- [PENGGALAN DOKUMEN]

Itulah tema yang diusung AELI saat tampil dalam
ajang IIOUTFEST di Senayan Jakarta pada Awal April 2017 lalu. Saya sempat
datang ke acara itu; pertama sebagai simpatisan AELI yang kebetulan ketua DPD
Sumsel, kedua, karena mau isi acara bincang-bincang bertema tersebut, ketiga,
sekalian mau liat barang-barang
pameran, siapa tahu ada yang sesuai kebutuhan dan berharga miring, jadi bisa
dibawa pulang. Tema tersebut sangat menarik; bagaimana hobi
bisa menghasilkan uang. Bagaimana
cobaaa…?
Saking menariknya, saya berencana
membuat sebuah tulisan untuk menyambut momen itu, namun apa lacur, baru
sekarang tulisan itu tersusun. Saya sih yakin, tema yang provokatif tersebut
tak lekang dimakan jaman untuk dikonsumsi para pegiat experiential learning
atau outbound di tanah air. Ya, membicarakan hobi yang lalu bisa menghasilkan
duit, siapa sih yang
nggak pengen?
|
"Hobby Makes Money," bersama sebagian kecil relasi yang sadar kompetensi |
Salah satu pembicara dalam talkshow di panggung
IIOUTFEST tersebut , Mas Enda Mulyanto berujar, “Janganlah kita yang mencari
uang, namun biarlah uang yang mencari kita,” sangat enak kedengarannya, namun
jika dipikir lebih lanjut, apa iya bisa ya. Mas Mul--panggilan Enda Mulyanto-- ,
tentu punya sekian banyak pengalaman hidup yang menimpa dan menempanya,
sehingga bisa menyimpulkan bahwa dalam dunia outbound yang awalnya adalah hobi,
uang bisa datang pada kita. Tentu saja syarat dan ketentuan berlaku.
Tulisan ini akan mengupas bagaimana hobby (memfasilitasi
outbound atau experiential learning ) bisa mendatangkan money (uang) bagi kita
para pelakunya. Saya modifikasi sedikit tagline
tersebut menjadi “Dari Hobi menuju Profesi yang Merejeki,” intinya sih nyaris sama, hanya istilah rejeki
tidak langsung berkonotasi dengan uang; ya, uang hanyalah salah satu
konsekuensi yang mengikutinya saja.
Kita juga perlu membedakan antara hobi dan
pekerjaan, sehingga tulisan ini jangan dibaca seperti tutorial bekerja yang
memang ditargetkan menghasilkan sesuatu secara sistematis. Mengutip kamus,
Hobi adalah kegiatan
rekreasi yang dilakukan pada waktu luang untuk menenangkan pikiran
seseorang. Tujuan hobi adalah untuk memenuhi keinginan dan mendapatkan
kesenangan. Terdapat berbagai macam jenis hobi seperti mengumpulan sesuatu/
koleksi, membuat, memperbaiki, bermain, dan pendidikan dewasa. Jadi, makin
jelas ya, aktivitas hobi yang saya sebut-sebut di sini bukanlah aktivitas
seperti kita bekerja di perusahaan.

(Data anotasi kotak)
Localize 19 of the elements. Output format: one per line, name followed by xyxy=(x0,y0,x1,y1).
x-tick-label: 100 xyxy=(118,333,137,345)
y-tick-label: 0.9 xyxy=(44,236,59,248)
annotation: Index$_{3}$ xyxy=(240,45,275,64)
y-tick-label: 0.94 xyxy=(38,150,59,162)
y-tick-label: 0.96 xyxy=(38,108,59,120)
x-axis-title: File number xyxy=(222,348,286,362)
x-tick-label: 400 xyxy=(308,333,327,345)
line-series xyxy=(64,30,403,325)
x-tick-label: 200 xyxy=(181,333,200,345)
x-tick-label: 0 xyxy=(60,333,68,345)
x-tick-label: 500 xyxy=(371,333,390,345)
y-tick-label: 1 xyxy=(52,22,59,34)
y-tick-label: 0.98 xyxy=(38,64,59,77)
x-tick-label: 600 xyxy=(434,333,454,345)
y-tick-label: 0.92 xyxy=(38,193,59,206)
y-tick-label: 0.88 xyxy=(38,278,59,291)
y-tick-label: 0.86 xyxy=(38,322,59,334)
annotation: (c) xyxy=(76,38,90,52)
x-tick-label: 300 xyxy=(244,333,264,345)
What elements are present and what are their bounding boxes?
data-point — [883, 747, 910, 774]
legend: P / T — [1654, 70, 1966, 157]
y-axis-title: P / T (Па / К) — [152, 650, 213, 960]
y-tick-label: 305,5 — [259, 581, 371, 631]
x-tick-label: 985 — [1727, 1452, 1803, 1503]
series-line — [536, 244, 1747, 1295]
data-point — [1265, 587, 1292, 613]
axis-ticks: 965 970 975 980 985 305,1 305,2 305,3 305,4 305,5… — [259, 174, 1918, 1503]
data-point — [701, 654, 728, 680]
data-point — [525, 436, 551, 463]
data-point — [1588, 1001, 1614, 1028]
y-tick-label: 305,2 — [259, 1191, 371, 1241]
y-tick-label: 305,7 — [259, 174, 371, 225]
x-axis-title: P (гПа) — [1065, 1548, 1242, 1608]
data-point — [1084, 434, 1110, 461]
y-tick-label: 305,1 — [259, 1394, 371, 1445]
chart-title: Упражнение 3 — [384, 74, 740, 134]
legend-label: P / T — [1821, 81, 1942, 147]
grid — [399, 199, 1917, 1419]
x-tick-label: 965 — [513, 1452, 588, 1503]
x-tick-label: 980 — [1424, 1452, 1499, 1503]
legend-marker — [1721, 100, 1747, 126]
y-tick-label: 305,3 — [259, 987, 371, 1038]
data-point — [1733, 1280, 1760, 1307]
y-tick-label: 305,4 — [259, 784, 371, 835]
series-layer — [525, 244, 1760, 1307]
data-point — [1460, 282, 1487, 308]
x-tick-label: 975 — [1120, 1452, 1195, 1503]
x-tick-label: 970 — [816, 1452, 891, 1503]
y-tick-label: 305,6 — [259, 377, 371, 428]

- [PERMASALAHAN] Tuliskan ulang tanpa perubahan bagian tulisan tentang hobi dan uang, mulai dari kata-kata yang memuat "Saking menariknya, saya" dan berhenti setelah "nggak pengen?". Catatan di atas diambil dari sumber yang berbeda.

- [PENYELESAIAN SOAL]
Saking menariknya, saya berencana
membuat sebuah tulisan untuk menyambut momen itu, namun apa lacur, baru
sekarang tulisan itu tersusun. Saya sih yakin, tema yang provokatif tersebut
tak lekang dimakan jaman untuk dikonsumsi para pegiat experiential learning
atau outbound di tanah air. Ya, membicarakan hobi yang lalu bisa menghasilkan
duit, siapa sih yang
nggak pengen?